**Given instruction**. Make an exact copy of all the records.

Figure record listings
__________

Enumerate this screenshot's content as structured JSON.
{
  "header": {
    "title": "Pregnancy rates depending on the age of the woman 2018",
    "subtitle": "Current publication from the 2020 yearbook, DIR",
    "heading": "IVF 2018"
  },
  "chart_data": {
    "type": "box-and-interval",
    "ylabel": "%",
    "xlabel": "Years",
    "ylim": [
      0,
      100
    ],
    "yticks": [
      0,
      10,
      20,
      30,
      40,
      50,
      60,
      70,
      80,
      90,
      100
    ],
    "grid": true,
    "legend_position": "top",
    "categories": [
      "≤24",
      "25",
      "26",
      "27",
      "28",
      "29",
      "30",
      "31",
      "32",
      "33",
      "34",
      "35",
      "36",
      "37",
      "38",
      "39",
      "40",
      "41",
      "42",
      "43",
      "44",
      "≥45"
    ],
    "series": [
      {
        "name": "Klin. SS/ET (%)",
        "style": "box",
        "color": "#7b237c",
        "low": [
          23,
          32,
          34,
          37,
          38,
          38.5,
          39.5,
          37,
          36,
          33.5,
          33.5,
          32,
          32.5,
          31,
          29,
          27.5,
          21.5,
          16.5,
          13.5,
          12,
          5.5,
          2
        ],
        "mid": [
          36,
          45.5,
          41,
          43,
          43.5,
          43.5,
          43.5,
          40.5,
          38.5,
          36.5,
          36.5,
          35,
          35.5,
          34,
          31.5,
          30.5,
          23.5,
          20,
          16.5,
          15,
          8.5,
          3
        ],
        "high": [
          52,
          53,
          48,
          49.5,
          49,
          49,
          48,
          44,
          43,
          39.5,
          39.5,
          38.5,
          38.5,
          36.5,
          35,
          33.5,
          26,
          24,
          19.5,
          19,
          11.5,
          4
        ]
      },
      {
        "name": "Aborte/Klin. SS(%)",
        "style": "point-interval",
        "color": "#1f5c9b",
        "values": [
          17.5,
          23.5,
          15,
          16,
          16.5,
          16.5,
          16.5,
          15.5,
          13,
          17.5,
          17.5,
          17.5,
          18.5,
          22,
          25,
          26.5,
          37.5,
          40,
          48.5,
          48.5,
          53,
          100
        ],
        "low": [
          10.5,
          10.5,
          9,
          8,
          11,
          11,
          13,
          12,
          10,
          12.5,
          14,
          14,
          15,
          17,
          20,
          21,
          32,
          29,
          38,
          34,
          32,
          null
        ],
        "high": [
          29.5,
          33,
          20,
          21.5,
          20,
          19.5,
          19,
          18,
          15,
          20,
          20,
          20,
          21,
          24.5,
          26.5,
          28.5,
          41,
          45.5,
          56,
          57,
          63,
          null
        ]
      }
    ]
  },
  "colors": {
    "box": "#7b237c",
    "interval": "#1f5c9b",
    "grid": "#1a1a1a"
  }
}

__________

**Task response**.
Enumerate this screenshot's content as structured JSON.
{
  "header": {
    "title": "Pregnancy rates depending on the age of the woman 2018",
    "subtitle": "Current publication from the 2020 yearbook, DIR",
    "heading": "IVF 2018"
  },
  "chart_data": {
    "type": "box-and-interval",
    "ylabel": "%",
    "xlabel": "Years",
    "ylim": [
      0,
      100
    ],
    "yticks": [
      0,
      10,
      20,
      30,
      40,
      50,
      60,
      70,
      80,
      90,
      100
    ],
    "grid": true,
    "legend_position": "top",
    "categories": [
      "≤24",
      "25",
      "26",
      "27",
      "28",
      "29",
      "30",
      "31",
      "32",
      "33",
      "34",
      "35",
      "36",
      "37",
      "38",
      "39",
      "40",
      "41",
      "42",
      "43",
      "44",
      "≥45"
    ],
    "series": [
      {
        "name": "Klin. SS/ET (%)",
        "style": "box",
        "color": "#7b237c",
        "low": [
          23,
          32,
          34,
          37,
          38,
          38.5,
          39.5,
          37,
          36,
          33.5,
          33.5,
          32,
          32.5,
          31,
          29,
          27.5,
          21.5,
          16.5,
          13.5,
          12,
          5.5,
          2
        ],
        "mid": [
          36,
          45.5,
          41,
          43,
          43.5,
          43.5,
          43.5,
          40.5,
          38.5,
          36.5,
          36.5,
          35,
          35.5,
          34,
          31.5,
          30.5,
          23.5,
          20,
          16.5,
          15,
          8.5,
          3
        ],
        "high": [
          52,
          53,
          48,
          49.5,
          49,
          49,
          48,
          44,
          43,
          39.5,
          39.5,
          38.5,
          38.5,
          36.5,
          35,
          33.5,
          26,
          24,
          19.5,
          19,
          11.5,
          4
        ]
      },
      {
        "name": "Aborte/Klin. SS(%)",
        "style": "point-interval",
        "color": "#1f5c9b",
        "values": [
          17.5,
          23.5,
          15,
          16,
          16.5,
          16.5,
          16.5,
          15.5,
          13,
          17.5,
          17.5,
          17.5,
          18.5,
          22,
          25,
          26.5,
          37.5,
          40,
          48.5,
          48.5,
          53,
          100
        ],
        "low": [
          10.5,
          10.5,
          9,
          8,
          11,
          11,
          13,
          12,
          10,
          12.5,
          14,
          14,
          15,
          17,
          20,
          21,
          32,
          29,
          38,
          34,
          32,
          null
        ],
        "high": [
          29.5,
          33,
          20,
          21.5,
          20,
          19.5,
          19,
          18,
          15,
          20,
          20,
          20,
          21,
          24.5,
          26.5,
          28.5,
          41,
          45.5,
          56,
          57,
          63,
          null
        ]
      }
    ]
  },
  "colors": {
    "box": "#7b237c",
    "interval": "#1f5c9b",
    "grid": "#1a1a1a"
  }
}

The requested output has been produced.